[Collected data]
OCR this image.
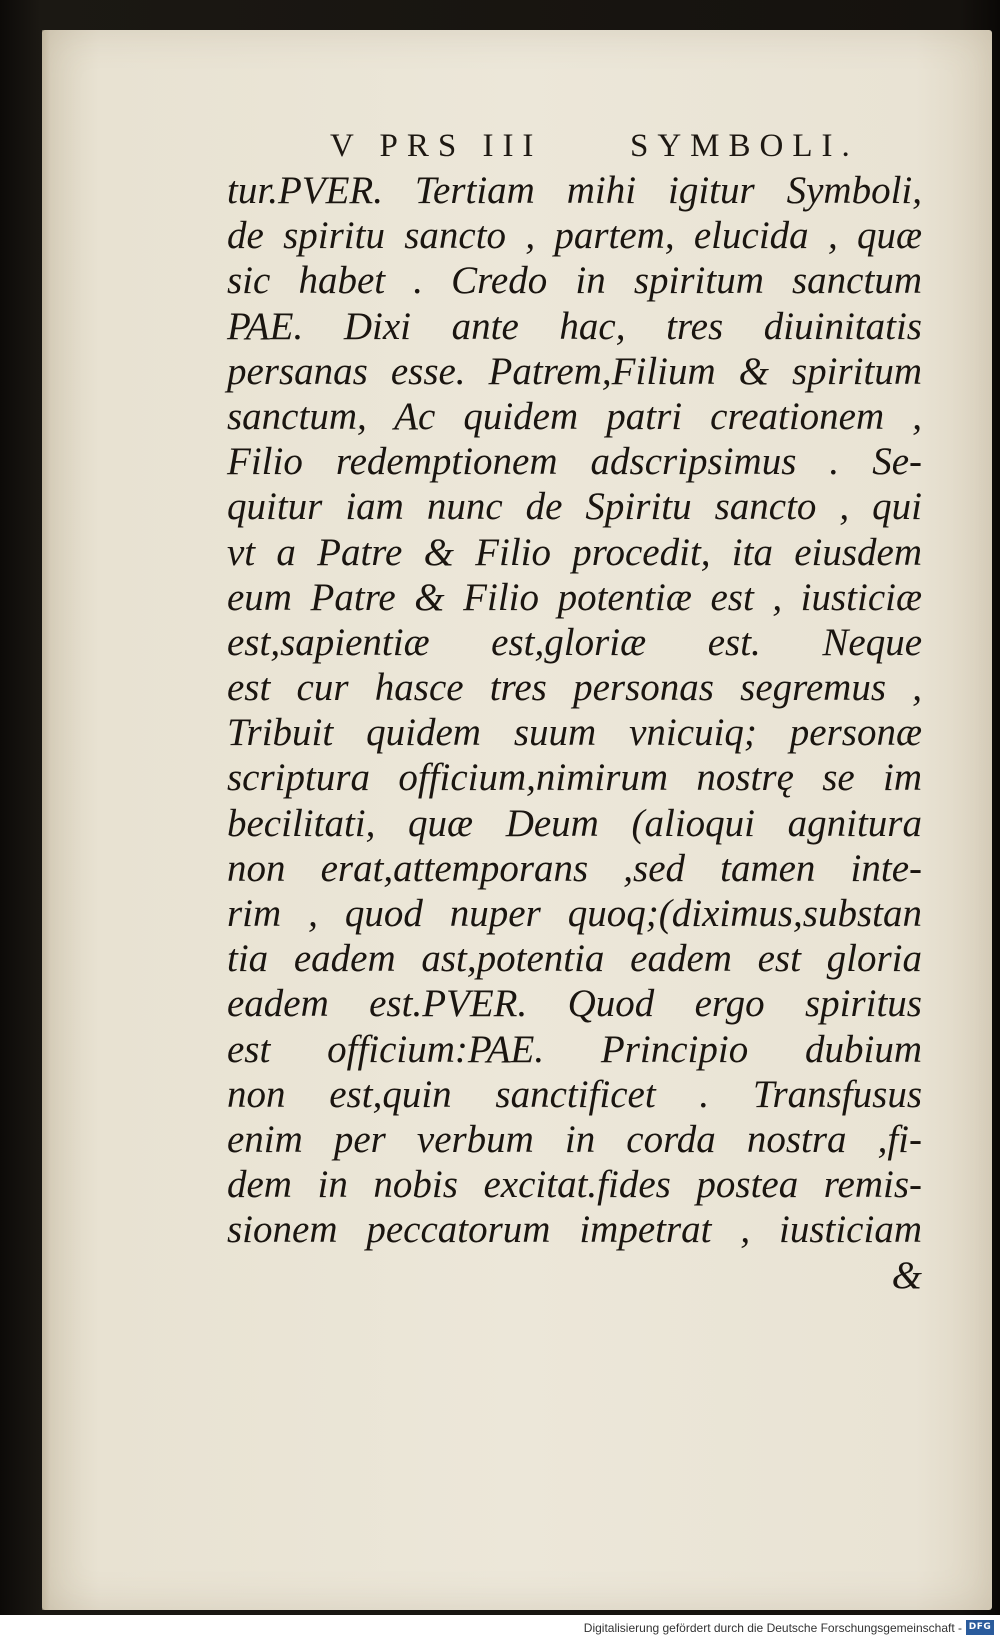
V PRS III	SYMBOLI.
tur.PVER. Tertiam mihi igitur Symboli,
de spiritu sancto , partem, elucida , quæ
sic habet . Credo in spiritum sanctum
PAE. Dixi ante hac, tres diuinitatis
persanas esse. Patrem,Filium & spiritum
sanctum, Ac quidem patri creationem ,
Filio redemptionem adscripsimus . Se-
quitur iam nunc de Spiritu sancto , qui
vt a Patre & Filio procedit, ita eiusdem
eum Patre & Filio potentiæ est , iusticiæ
est,sapientiæ est,gloriæ est. Neque
est cur hasce tres personas segremus ,
Tribuit quidem suum vnicuiq; personæ
scriptura officium,nimirum nostrę se im
becilitati, quæ Deum (alioqui agnitura
non erat,attemporans ,sed tamen inte-
rim , quod nuper quoq;(diximus,substan
tia eadem ast,potentia eadem est gloria
eadem est.PVER. Quod ergo spiritus
est officium:PAE. Principio dubium
non est,quin sanctificet . Transfusus
enim per verbum in corda nostra ,fi-
dem in nobis excitat.fides postea remis-
sionem peccatorum impetrat , iusticiam
&
Digitalisierung gefördert durch die Deutsche Forschungsgemeinschaft - DFG
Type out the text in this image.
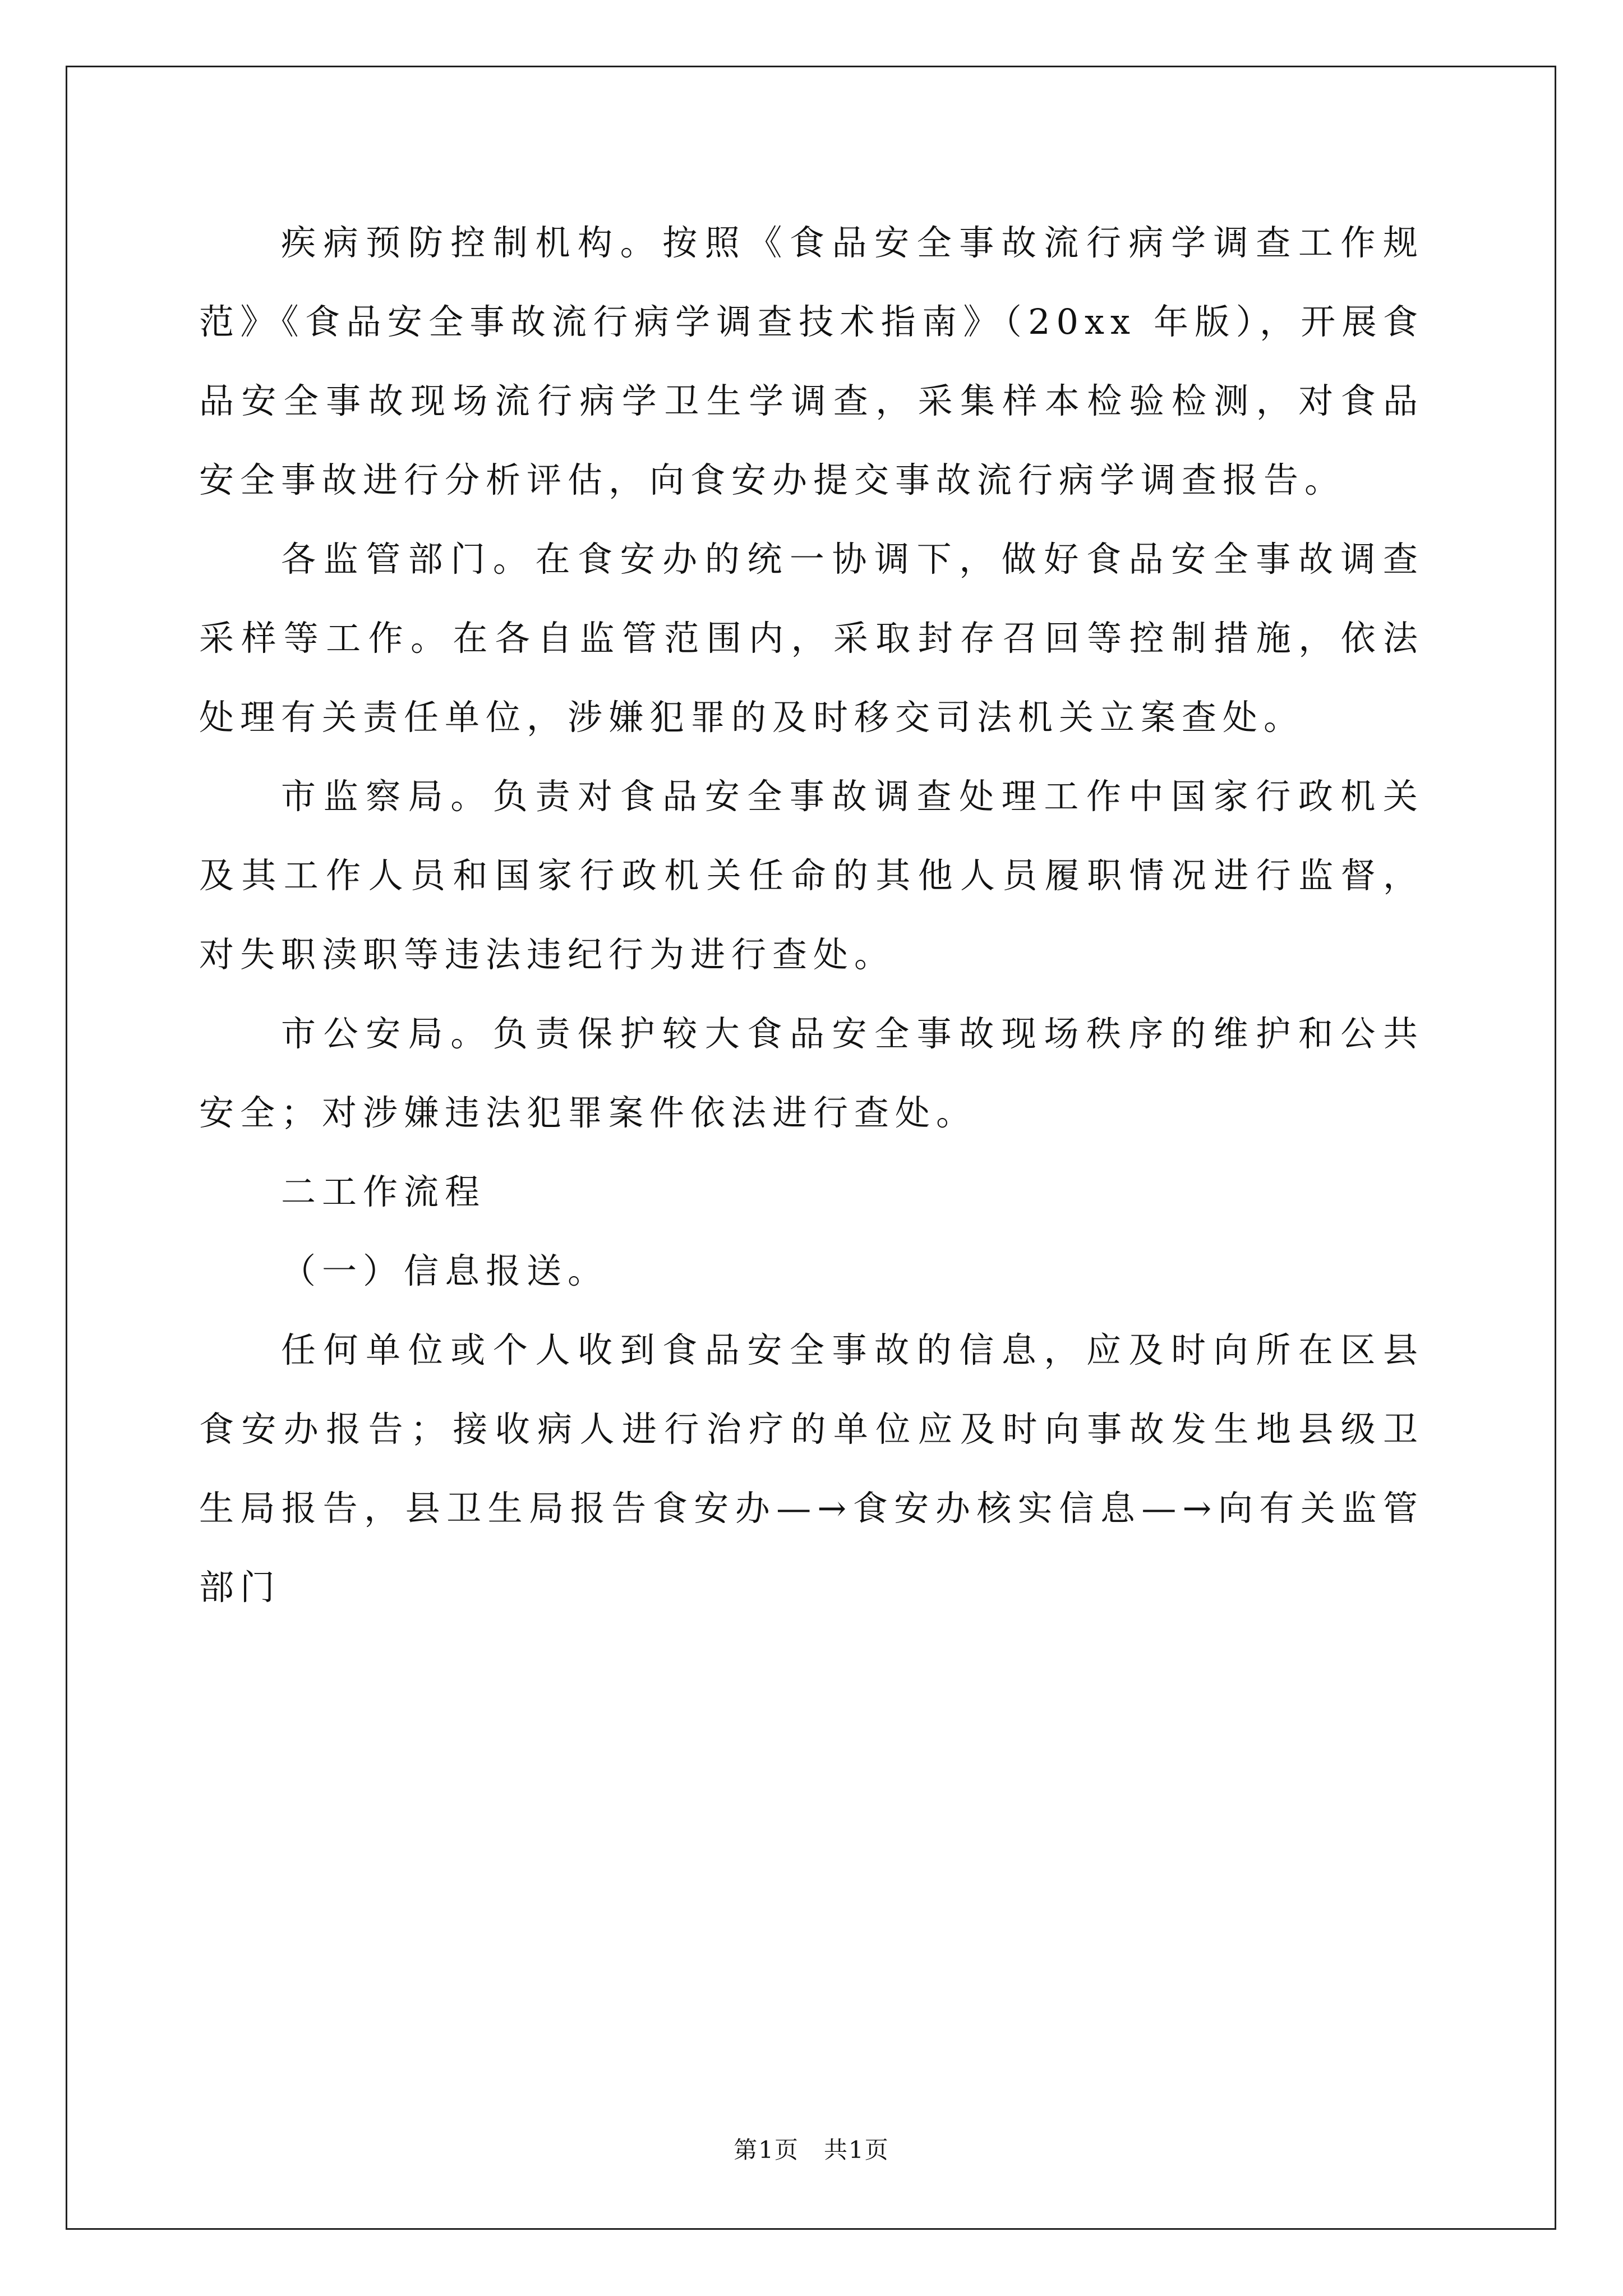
疾病预防控制机构。按照《食品安全事故流行病学调查工作规范》《食品安全事故流行病学调查技术指南》（20xx 年版），开展食品安全事故现场流行病学卫生学调查，采集样本检验检测，对食品安全事故进行分析评估，向食安办提交事故流行病学调查报告。

各监管部门。在食安办的统一协调下，做好食品安全事故调查采样等工作。在各自监管范围内，采取封存召回等控制措施，依法处理有关责任单位，涉嫌犯罪的及时移交司法机关立案查处。

市监察局。负责对食品安全事故调查处理工作中国家行政机关及其工作人员和国家行政机关任命的其他人员履职情况进行监督，对失职渎职等违法违纪行为进行查处。

市公安局。负责保护较大食品安全事故现场秩序的维护和公共安全；对涉嫌违法犯罪案件依法进行查处。

二工作流程

（一）信息报送。

任何单位或个人收到食品安全事故的信息，应及时向所在区县食安办报告；接收病人进行治疗的单位应及时向事故发生地县级卫生局报告，县卫生局报告食安办—→食安办核实信息—→向有关监管部门

第1页　共1页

Instruction. Show, from the listing above, each line that contains the word "sanctum".

Result of the exercise.
sic habet . Credo in spiritum sanctum
sanctum, Ac quidem patri creationem ,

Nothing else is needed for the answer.